(Input data):
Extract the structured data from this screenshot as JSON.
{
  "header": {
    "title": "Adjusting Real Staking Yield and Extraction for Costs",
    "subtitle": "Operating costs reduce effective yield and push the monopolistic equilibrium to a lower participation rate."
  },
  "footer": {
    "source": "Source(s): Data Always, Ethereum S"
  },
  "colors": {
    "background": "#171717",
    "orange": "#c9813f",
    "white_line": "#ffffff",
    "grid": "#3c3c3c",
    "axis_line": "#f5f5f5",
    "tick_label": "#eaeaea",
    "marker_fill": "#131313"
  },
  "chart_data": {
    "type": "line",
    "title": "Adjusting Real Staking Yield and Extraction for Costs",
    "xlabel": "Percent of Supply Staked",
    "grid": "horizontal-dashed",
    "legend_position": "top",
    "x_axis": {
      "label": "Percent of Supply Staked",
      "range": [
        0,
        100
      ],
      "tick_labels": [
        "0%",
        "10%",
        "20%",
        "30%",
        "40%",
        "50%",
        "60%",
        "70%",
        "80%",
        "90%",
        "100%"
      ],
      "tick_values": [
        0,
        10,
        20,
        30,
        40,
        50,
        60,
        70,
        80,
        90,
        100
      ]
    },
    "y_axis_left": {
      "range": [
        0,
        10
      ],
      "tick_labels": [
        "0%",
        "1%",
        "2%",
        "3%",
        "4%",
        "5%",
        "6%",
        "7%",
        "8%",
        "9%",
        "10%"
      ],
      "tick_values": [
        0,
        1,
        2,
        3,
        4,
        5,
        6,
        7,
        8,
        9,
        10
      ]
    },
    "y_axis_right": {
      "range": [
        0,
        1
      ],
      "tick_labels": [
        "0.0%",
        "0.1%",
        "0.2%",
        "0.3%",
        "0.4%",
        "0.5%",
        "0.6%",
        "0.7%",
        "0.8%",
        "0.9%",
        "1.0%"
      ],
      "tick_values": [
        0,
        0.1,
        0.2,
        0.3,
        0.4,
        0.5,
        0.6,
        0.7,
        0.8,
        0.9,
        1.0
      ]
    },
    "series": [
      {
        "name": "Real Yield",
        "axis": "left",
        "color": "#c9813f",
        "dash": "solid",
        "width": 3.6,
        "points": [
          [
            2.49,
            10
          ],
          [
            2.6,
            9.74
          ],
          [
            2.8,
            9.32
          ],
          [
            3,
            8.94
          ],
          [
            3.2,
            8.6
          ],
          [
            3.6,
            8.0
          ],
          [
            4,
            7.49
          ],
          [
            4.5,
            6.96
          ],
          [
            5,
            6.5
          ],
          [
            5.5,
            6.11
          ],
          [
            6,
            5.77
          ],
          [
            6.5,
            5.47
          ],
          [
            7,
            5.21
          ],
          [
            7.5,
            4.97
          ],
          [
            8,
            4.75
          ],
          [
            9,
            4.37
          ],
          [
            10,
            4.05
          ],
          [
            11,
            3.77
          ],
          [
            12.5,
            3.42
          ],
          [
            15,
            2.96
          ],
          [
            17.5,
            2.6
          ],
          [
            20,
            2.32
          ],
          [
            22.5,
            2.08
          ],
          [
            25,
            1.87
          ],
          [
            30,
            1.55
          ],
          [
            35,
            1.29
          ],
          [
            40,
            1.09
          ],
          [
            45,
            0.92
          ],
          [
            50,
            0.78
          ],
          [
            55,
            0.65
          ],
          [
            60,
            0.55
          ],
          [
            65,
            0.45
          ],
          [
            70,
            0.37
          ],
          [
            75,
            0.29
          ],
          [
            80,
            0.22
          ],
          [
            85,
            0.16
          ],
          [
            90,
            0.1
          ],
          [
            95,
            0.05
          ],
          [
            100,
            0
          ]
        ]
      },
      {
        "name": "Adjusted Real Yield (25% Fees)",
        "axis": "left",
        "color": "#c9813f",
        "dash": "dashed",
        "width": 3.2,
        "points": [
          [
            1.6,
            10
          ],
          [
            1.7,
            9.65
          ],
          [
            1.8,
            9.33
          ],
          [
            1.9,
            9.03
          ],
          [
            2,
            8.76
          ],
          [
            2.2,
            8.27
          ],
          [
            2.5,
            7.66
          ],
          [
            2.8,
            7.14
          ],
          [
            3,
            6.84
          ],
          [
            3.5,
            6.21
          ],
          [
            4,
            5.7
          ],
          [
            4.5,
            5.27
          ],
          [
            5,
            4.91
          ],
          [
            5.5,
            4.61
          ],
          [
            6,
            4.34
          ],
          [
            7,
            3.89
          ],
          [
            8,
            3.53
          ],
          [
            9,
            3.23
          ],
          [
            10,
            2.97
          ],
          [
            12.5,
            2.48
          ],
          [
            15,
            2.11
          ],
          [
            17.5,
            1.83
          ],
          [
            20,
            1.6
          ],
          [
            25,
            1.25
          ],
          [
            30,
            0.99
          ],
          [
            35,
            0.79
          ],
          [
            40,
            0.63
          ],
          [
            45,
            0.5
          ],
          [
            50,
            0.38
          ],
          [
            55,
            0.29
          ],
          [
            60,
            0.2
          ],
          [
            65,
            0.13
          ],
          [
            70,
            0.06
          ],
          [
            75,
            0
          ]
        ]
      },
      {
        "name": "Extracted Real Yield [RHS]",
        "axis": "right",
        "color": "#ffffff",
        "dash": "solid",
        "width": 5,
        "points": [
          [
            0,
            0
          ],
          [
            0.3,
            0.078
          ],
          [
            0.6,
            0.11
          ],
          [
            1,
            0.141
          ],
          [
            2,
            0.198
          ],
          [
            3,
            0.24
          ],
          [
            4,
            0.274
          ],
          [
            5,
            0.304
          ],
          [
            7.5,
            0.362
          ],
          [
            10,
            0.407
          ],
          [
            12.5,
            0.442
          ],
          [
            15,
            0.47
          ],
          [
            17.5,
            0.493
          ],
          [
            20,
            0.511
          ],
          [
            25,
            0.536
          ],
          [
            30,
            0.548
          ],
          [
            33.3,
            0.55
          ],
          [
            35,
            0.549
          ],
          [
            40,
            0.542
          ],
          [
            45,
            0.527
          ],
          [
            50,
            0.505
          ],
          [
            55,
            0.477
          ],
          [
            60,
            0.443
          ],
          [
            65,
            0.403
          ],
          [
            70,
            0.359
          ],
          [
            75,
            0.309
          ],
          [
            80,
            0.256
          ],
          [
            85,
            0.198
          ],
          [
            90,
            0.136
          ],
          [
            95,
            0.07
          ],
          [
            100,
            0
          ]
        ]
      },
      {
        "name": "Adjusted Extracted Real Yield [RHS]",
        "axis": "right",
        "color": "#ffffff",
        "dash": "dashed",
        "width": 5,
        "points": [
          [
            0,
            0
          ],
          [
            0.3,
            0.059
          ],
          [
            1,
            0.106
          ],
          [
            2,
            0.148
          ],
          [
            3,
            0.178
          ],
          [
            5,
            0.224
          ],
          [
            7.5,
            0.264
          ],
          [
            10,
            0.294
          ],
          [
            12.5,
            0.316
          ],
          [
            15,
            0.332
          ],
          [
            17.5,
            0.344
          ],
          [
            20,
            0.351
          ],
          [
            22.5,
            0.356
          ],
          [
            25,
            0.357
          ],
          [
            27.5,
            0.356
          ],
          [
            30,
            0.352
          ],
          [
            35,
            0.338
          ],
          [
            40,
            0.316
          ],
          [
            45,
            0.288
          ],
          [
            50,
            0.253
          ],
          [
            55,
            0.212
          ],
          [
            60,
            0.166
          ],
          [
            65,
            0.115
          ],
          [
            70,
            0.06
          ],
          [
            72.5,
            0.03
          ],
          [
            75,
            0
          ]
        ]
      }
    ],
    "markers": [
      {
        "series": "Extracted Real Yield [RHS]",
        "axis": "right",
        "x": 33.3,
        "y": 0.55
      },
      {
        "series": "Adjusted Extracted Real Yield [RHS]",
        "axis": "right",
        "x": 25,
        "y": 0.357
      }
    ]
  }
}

(Given request):
Each record above should be repeated exactly as it appears.

(Exercise result):
Extract the structured data from this screenshot as JSON.
{
  "header": {
    "title": "Adjusting Real Staking Yield and Extraction for Costs",
    "subtitle": "Operating costs reduce effective yield and push the monopolistic equilibrium to a lower participation rate."
  },
  "footer": {
    "source": "Source(s): Data Always, Ethereum S"
  },
  "colors": {
    "background": "#171717",
    "orange": "#c9813f",
    "white_line": "#ffffff",
    "grid": "#3c3c3c",
    "axis_line": "#f5f5f5",
    "tick_label": "#eaeaea",
    "marker_fill": "#131313"
  },
  "chart_data": {
    "type": "line",
    "title": "Adjusting Real Staking Yield and Extraction for Costs",
    "xlabel": "Percent of Supply Staked",
    "grid": "horizontal-dashed",
    "legend_position": "top",
    "x_axis": {
      "label": "Percent of Supply Staked",
      "range": [
        0,
        100
      ],
      "tick_labels": [
        "0%",
        "10%",
        "20%",
        "30%",
        "40%",
        "50%",
        "60%",
        "70%",
        "80%",
        "90%",
        "100%"
      ],
      "tick_values": [
        0,
        10,
        20,
        30,
        40,
        50,
        60,
        70,
        80,
        90,
        100
      ]
    },
    "y_axis_left": {
      "range": [
        0,
        10
      ],
      "tick_labels": [
        "0%",
        "1%",
        "2%",
        "3%",
        "4%",
        "5%",
        "6%",
        "7%",
        "8%",
        "9%",
        "10%"
      ],
      "tick_values": [
        0,
        1,
        2,
        3,
        4,
        5,
        6,
        7,
        8,
        9,
        10
      ]
    },
    "y_axis_right": {
      "range": [
        0,
        1
      ],
      "tick_labels": [
        "0.0%",
        "0.1%",
        "0.2%",
        "0.3%",
        "0.4%",
        "0.5%",
        "0.6%",
        "0.7%",
        "0.8%",
        "0.9%",
        "1.0%"
      ],
      "tick_values": [
        0,
        0.1,
        0.2,
        0.3,
        0.4,
        0.5,
        0.6,
        0.7,
        0.8,
        0.9,
        1.0
      ]
    },
    "series": [
      {
        "name": "Real Yield",
        "axis": "left",
        "color": "#c9813f",
        "dash": "solid",
        "width": 3.6,
        "points": [
          [
            2.49,
            10
          ],
          [
            2.6,
            9.74
          ],
          [
            2.8,
            9.32
          ],
          [
            3,
            8.94
          ],
          [
            3.2,
            8.6
          ],
          [
            3.6,
            8.0
          ],
          [
            4,
            7.49
          ],
          [
            4.5,
            6.96
          ],
          [
            5,
            6.5
          ],
          [
            5.5,
            6.11
          ],
          [
            6,
            5.77
          ],
          [
            6.5,
            5.47
          ],
          [
            7,
            5.21
          ],
          [
            7.5,
            4.97
          ],
          [
            8,
            4.75
          ],
          [
            9,
            4.37
          ],
          [
            10,
            4.05
          ],
          [
            11,
            3.77
          ],
          [
            12.5,
            3.42
          ],
          [
            15,
            2.96
          ],
          [
            17.5,
            2.6
          ],
          [
            20,
            2.32
          ],
          [
            22.5,
            2.08
          ],
          [
            25,
            1.87
          ],
          [
            30,
            1.55
          ],
          [
            35,
            1.29
          ],
          [
            40,
            1.09
          ],
          [
            45,
            0.92
          ],
          [
            50,
            0.78
          ],
          [
            55,
            0.65
          ],
          [
            60,
            0.55
          ],
          [
            65,
            0.45
          ],
          [
            70,
            0.37
          ],
          [
            75,
            0.29
          ],
          [
            80,
            0.22
          ],
          [
            85,
            0.16
          ],
          [
            90,
            0.1
          ],
          [
            95,
            0.05
          ],
          [
            100,
            0
          ]
        ]
      },
      {
        "name": "Adjusted Real Yield (25% Fees)",
        "axis": "left",
        "color": "#c9813f",
        "dash": "dashed",
        "width": 3.2,
        "points": [
          [
            1.6,
            10
          ],
          [
            1.7,
            9.65
          ],
          [
            1.8,
            9.33
          ],
          [
            1.9,
            9.03
          ],
          [
            2,
            8.76
          ],
          [
            2.2,
            8.27
          ],
          [
            2.5,
            7.66
          ],
          [
            2.8,
            7.14
          ],
          [
            3,
            6.84
          ],
          [
            3.5,
            6.21
          ],
          [
            4,
            5.7
          ],
          [
            4.5,
            5.27
          ],
          [
            5,
            4.91
          ],
          [
            5.5,
            4.61
          ],
          [
            6,
            4.34
          ],
          [
            7,
            3.89
          ],
          [
            8,
            3.53
          ],
          [
            9,
            3.23
          ],
          [
            10,
            2.97
          ],
          [
            12.5,
            2.48
          ],
          [
            15,
            2.11
          ],
          [
            17.5,
            1.83
          ],
          [
            20,
            1.6
          ],
          [
            25,
            1.25
          ],
          [
            30,
            0.99
          ],
          [
            35,
            0.79
          ],
          [
            40,
            0.63
          ],
          [
            45,
            0.5
          ],
          [
            50,
            0.38
          ],
          [
            55,
            0.29
          ],
          [
            60,
            0.2
          ],
          [
            65,
            0.13
          ],
          [
            70,
            0.06
          ],
          [
            75,
            0
          ]
        ]
      },
      {
        "name": "Extracted Real Yield [RHS]",
        "axis": "right",
        "color": "#ffffff",
        "dash": "solid",
        "width": 5,
        "points": [
          [
            0,
            0
          ],
          [
            0.3,
            0.078
          ],
          [
            0.6,
            0.11
          ],
          [
            1,
            0.141
          ],
          [
            2,
            0.198
          ],
          [
            3,
            0.24
          ],
          [
            4,
            0.274
          ],
          [
            5,
            0.304
          ],
          [
            7.5,
            0.362
          ],
          [
            10,
            0.407
          ],
          [
            12.5,
            0.442
          ],
          [
            15,
            0.47
          ],
          [
            17.5,
            0.493
          ],
          [
            20,
            0.511
          ],
          [
            25,
            0.536
          ],
          [
            30,
            0.548
          ],
          [
            33.3,
            0.55
          ],
          [
            35,
            0.549
          ],
          [
            40,
            0.542
          ],
          [
            45,
            0.527
          ],
          [
            50,
            0.505
          ],
          [
            55,
            0.477
          ],
          [
            60,
            0.443
          ],
          [
            65,
            0.403
          ],
          [
            70,
            0.359
          ],
          [
            75,
            0.309
          ],
          [
            80,
            0.256
          ],
          [
            85,
            0.198
          ],
          [
            90,
            0.136
          ],
          [
            95,
            0.07
          ],
          [
            100,
            0
          ]
        ]
      },
      {
        "name": "Adjusted Extracted Real Yield [RHS]",
        "axis": "right",
        "color": "#ffffff",
        "dash": "dashed",
        "width": 5,
        "points": [
          [
            0,
            0
          ],
          [
            0.3,
            0.059
          ],
          [
            1,
            0.106
          ],
          [
            2,
            0.148
          ],
          [
            3,
            0.178
          ],
          [
            5,
            0.224
          ],
          [
            7.5,
            0.264
          ],
          [
            10,
            0.294
          ],
          [
            12.5,
            0.316
          ],
          [
            15,
            0.332
          ],
          [
            17.5,
            0.344
          ],
          [
            20,
            0.351
          ],
          [
            22.5,
            0.356
          ],
          [
            25,
            0.357
          ],
          [
            27.5,
            0.356
          ],
          [
            30,
            0.352
          ],
          [
            35,
            0.338
          ],
          [
            40,
            0.316
          ],
          [
            45,
            0.288
          ],
          [
            50,
            0.253
          ],
          [
            55,
            0.212
          ],
          [
            60,
            0.166
          ],
          [
            65,
            0.115
          ],
          [
            70,
            0.06
          ],
          [
            72.5,
            0.03
          ],
          [
            75,
            0
          ]
        ]
      }
    ],
    "markers": [
      {
        "series": "Extracted Real Yield [RHS]",
        "axis": "right",
        "x": 33.3,
        "y": 0.55
      },
      {
        "series": "Adjusted Extracted Real Yield [RHS]",
        "axis": "right",
        "x": 25,
        "y": 0.357
      }
    ]
  }
}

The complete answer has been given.